*EXERCISE MATERIAL:*
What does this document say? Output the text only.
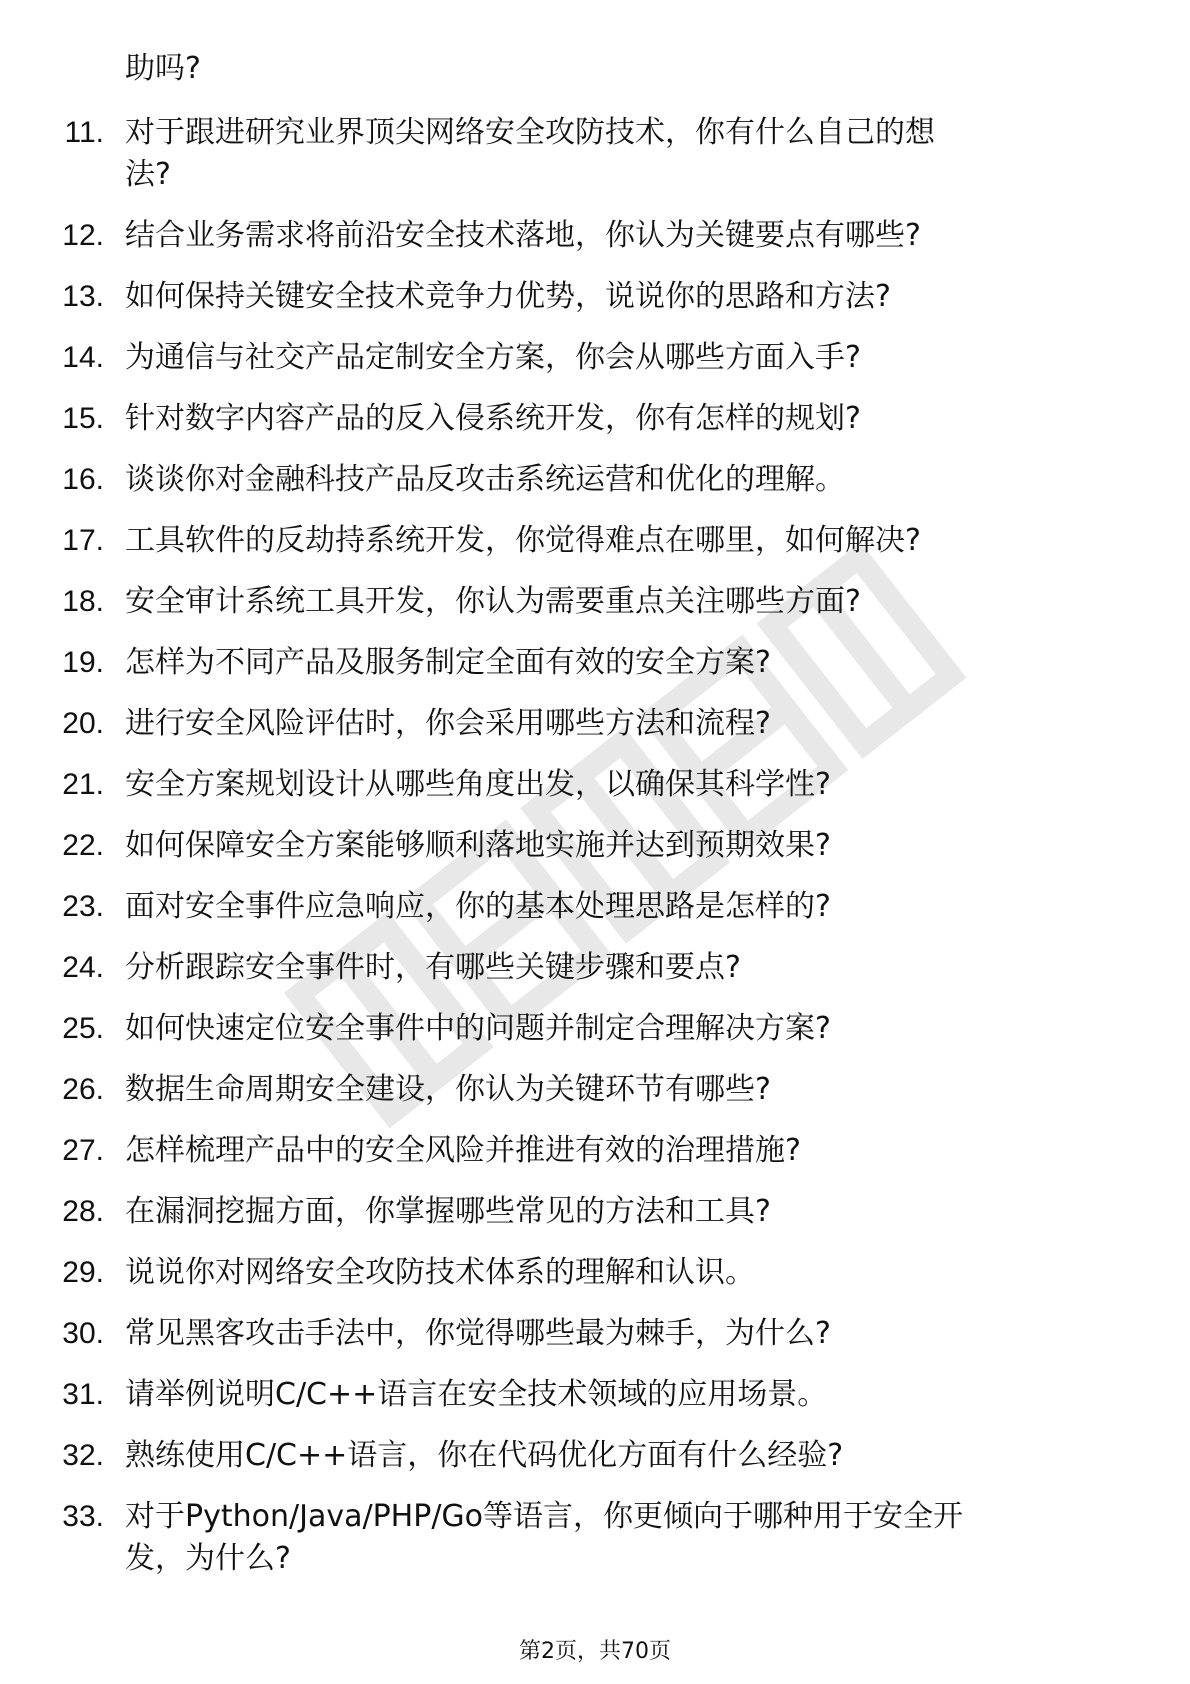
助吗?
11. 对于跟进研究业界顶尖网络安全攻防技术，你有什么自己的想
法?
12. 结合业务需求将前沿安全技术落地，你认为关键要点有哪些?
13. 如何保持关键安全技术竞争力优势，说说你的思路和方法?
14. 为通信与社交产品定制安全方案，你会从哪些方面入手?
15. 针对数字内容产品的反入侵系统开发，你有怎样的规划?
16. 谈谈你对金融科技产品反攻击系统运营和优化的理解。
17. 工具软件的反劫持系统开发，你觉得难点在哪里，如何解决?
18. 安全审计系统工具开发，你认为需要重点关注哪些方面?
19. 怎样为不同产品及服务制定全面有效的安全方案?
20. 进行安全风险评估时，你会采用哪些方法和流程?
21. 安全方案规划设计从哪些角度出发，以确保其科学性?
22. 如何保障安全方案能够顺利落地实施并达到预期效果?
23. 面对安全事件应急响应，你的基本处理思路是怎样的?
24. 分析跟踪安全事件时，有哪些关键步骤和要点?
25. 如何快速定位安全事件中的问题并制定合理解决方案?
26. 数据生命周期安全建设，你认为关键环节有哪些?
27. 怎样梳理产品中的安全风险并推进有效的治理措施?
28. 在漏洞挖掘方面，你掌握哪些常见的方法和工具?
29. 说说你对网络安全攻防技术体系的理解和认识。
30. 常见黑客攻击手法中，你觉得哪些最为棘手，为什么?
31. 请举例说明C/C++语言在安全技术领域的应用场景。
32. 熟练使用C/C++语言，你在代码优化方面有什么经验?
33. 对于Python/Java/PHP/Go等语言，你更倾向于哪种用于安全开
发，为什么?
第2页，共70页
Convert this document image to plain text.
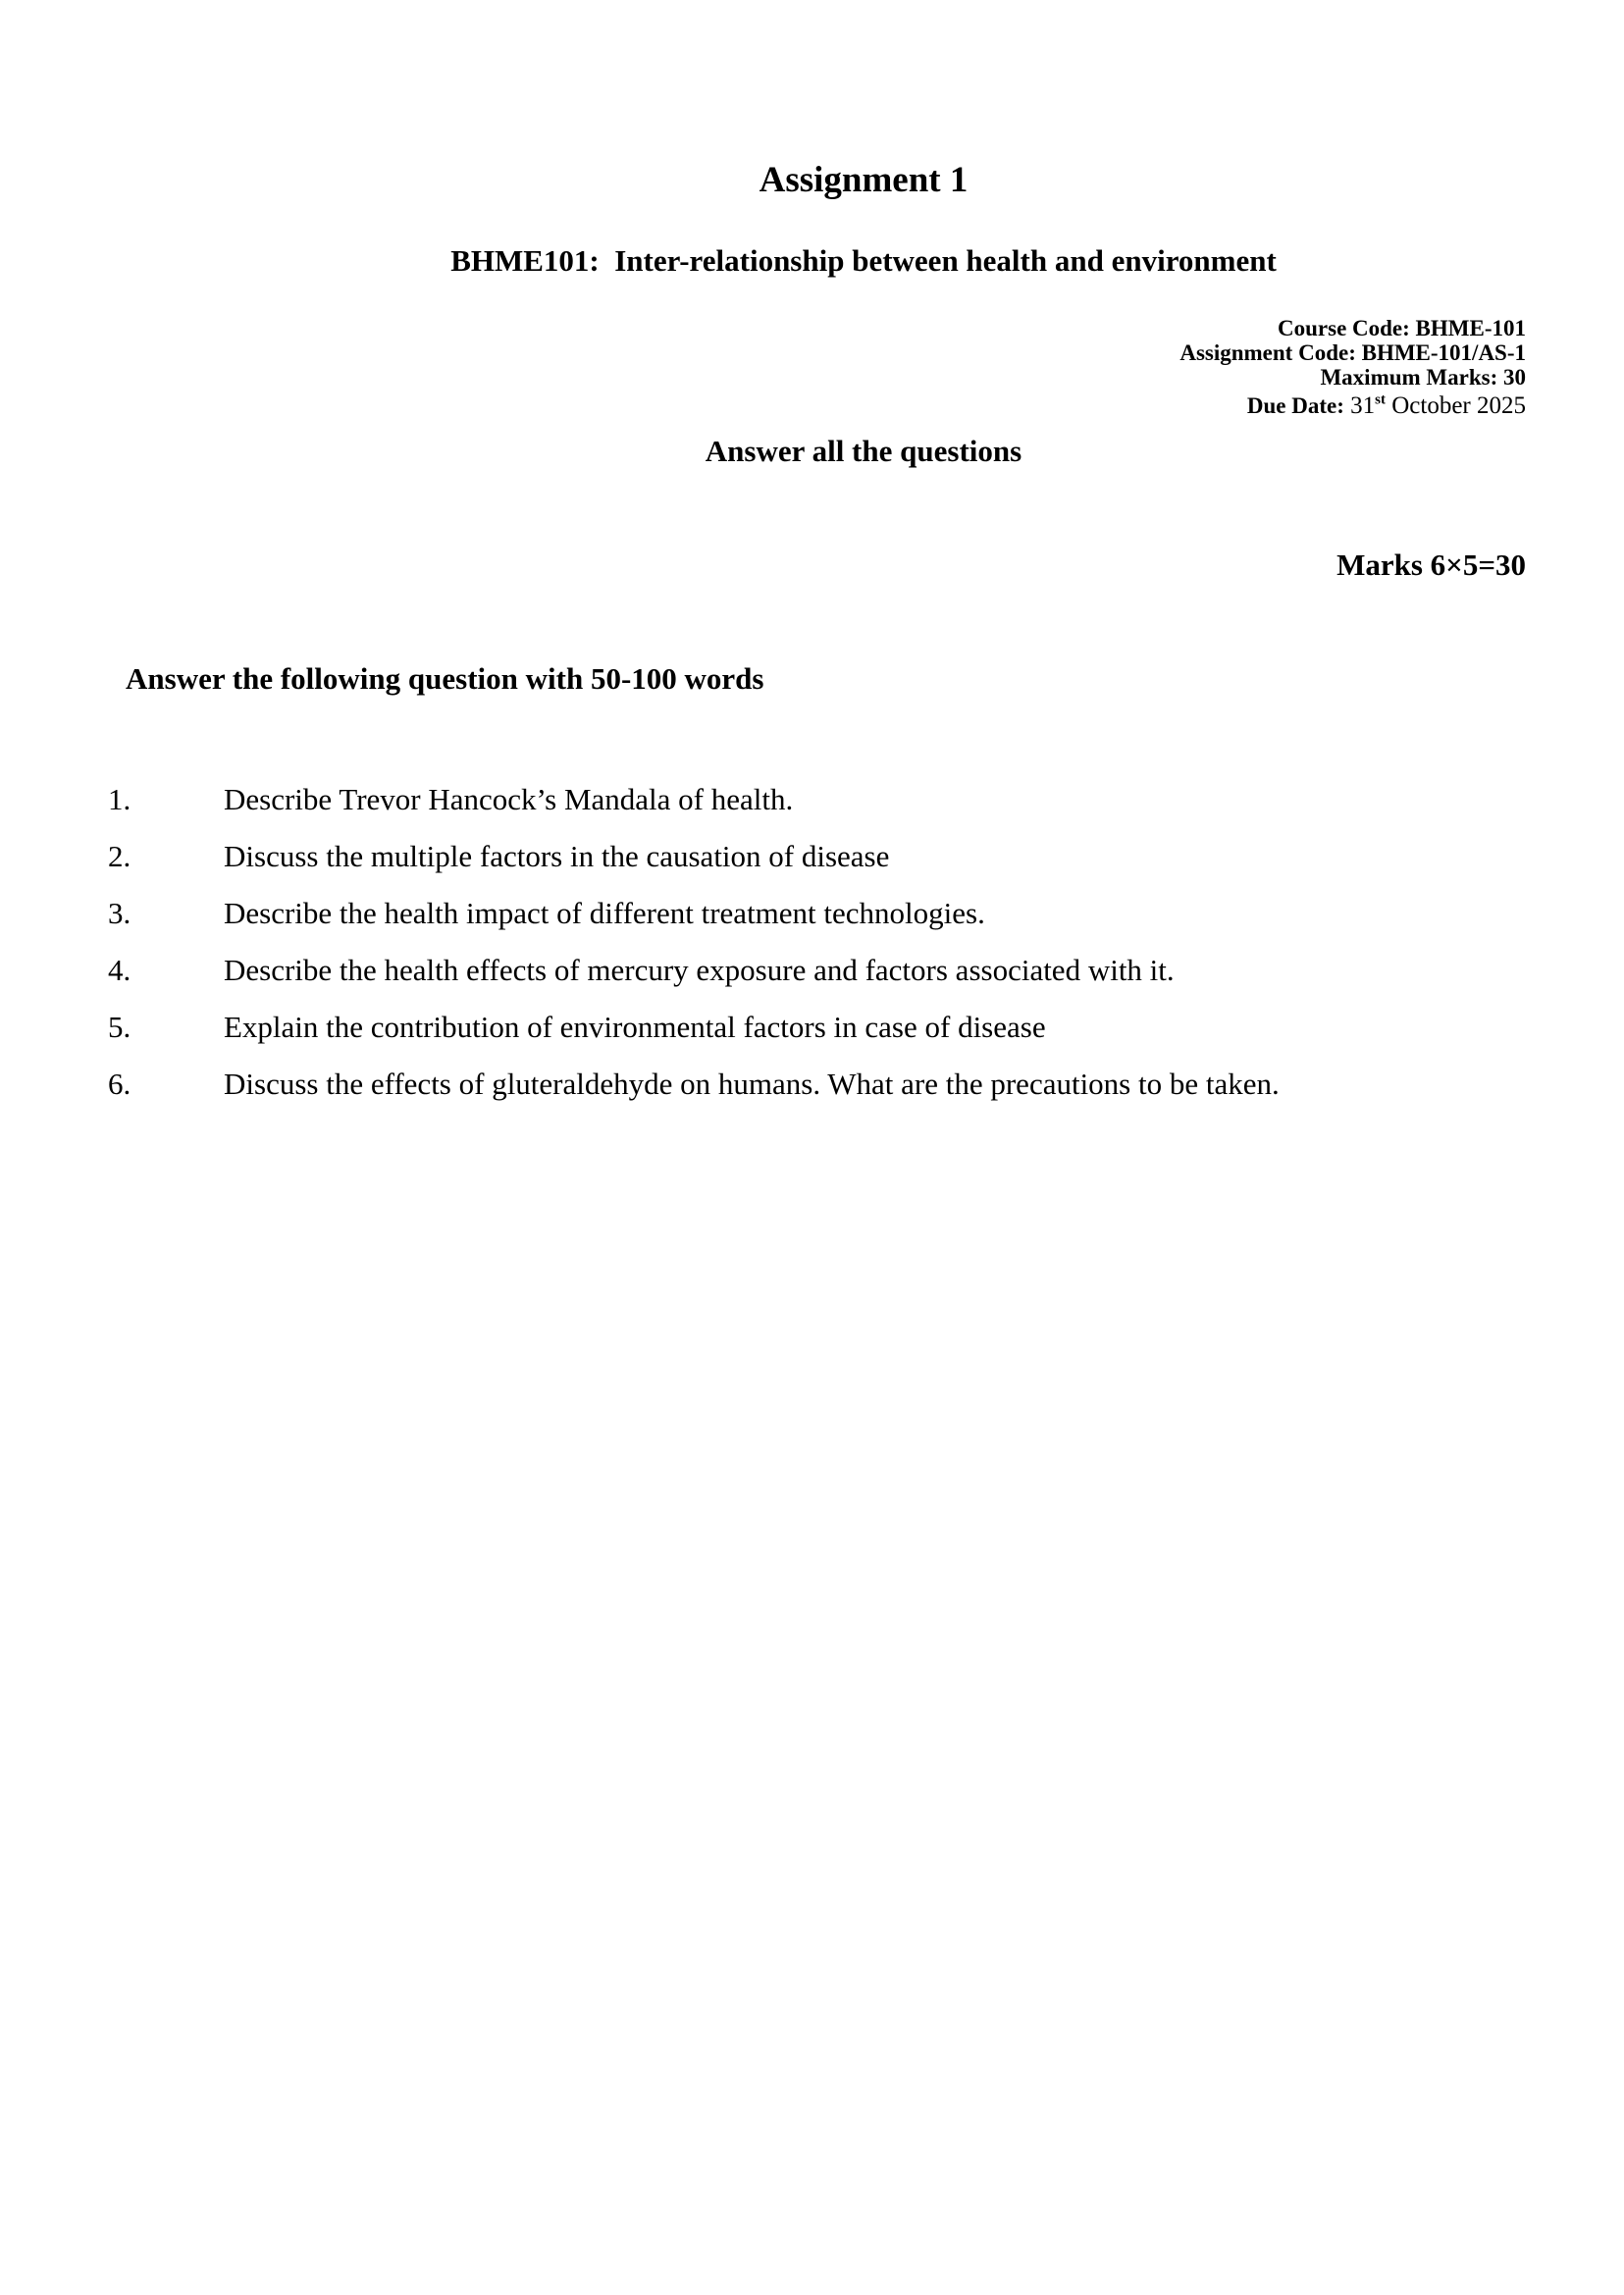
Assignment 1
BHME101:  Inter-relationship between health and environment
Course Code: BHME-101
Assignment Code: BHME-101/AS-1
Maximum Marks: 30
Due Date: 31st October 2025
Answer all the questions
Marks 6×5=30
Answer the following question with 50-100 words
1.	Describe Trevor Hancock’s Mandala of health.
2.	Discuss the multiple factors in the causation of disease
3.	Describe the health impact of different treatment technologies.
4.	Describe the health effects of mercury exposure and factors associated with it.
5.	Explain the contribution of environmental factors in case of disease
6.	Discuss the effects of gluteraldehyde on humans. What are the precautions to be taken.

*PROBLEM TO SOLVE:*
Check each line of the entries for the string "with". Copy the lines that have it.

*RESPONSE FOR THIS EXERCISE:*
Answer the following question with 50-100 words
4.	Describe the health effects of mercury exposure and factors associated with it.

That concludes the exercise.